▶ PROBLEM TO SOLVE
Your task is to repeat the entries exactly. Leave the pictures out.

▶ SUPPLIED RECORDS
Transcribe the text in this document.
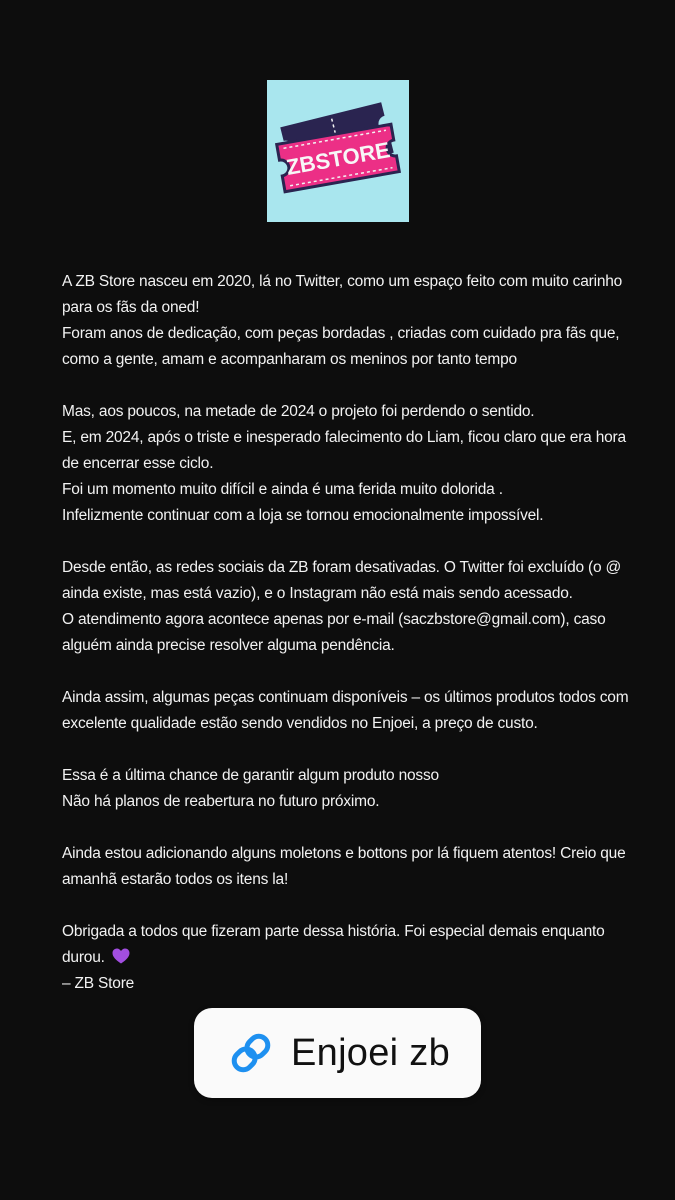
ZBSTORE

A ZB Store nasceu em 2020, lá no Twitter, como um espaço feito com muito carinho
para os fãs da oned!
Foram anos de dedicação, com peças bordadas , criadas com cuidado pra fãs que,
como a gente, amam e acompanharam os meninos por tanto tempo

Mas, aos poucos, na metade de 2024 o projeto foi perdendo o sentido.
E, em 2024, após o triste e inesperado falecimento do Liam, ficou claro que era hora
de encerrar esse ciclo.
Foi um momento muito difícil e ainda é uma ferida muito dolorida .
Infelizmente continuar com a loja se tornou emocionalmente impossível.

Desde então, as redes sociais da ZB foram desativadas. O Twitter foi excluído (o @
ainda existe, mas está vazio), e o Instagram não está mais sendo acessado.
O atendimento agora acontece apenas por e-mail (saczbstore@gmail.com), caso
alguém ainda precise resolver alguma pendência.

Ainda assim, algumas peças continuam disponíveis – os últimos produtos todos com
excelente qualidade estão sendo vendidos no Enjoei, a preço de custo.

Essa é a última chance de garantir algum produto nosso
Não há planos de reabertura no futuro próximo.

Ainda estou adicionando alguns moletons e bottons por lá fiquem atentos! Creio que
amanhã estarão todos os itens la!

Obrigada a todos que fizeram parte dessa história. Foi especial demais enquanto
durou.
– ZB Store

Enjoei zb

▶ RESULT OF THIS EXERCISE
Transcribe the text in this document.
ZBSTORE

A ZB Store nasceu em 2020, lá no Twitter, como um espaço feito com muito carinho
para os fãs da oned!
Foram anos de dedicação, com peças bordadas , criadas com cuidado pra fãs que,
como a gente, amam e acompanharam os meninos por tanto tempo

Mas, aos poucos, na metade de 2024 o projeto foi perdendo o sentido.
E, em 2024, após o triste e inesperado falecimento do Liam, ficou claro que era hora
de encerrar esse ciclo.
Foi um momento muito difícil e ainda é uma ferida muito dolorida .
Infelizmente continuar com a loja se tornou emocionalmente impossível.

Desde então, as redes sociais da ZB foram desativadas. O Twitter foi excluído (o @
ainda existe, mas está vazio), e o Instagram não está mais sendo acessado.
O atendimento agora acontece apenas por e-mail (saczbstore@gmail.com), caso
alguém ainda precise resolver alguma pendência.

Ainda assim, algumas peças continuam disponíveis – os últimos produtos todos com
excelente qualidade estão sendo vendidos no Enjoei, a preço de custo.

Essa é a última chance de garantir algum produto nosso
Não há planos de reabertura no futuro próximo.

Ainda estou adicionando alguns moletons e bottons por lá fiquem atentos! Creio que
amanhã estarão todos os itens la!

Obrigada a todos que fizeram parte dessa história. Foi especial demais enquanto
durou.
– ZB Store

Enjoei zb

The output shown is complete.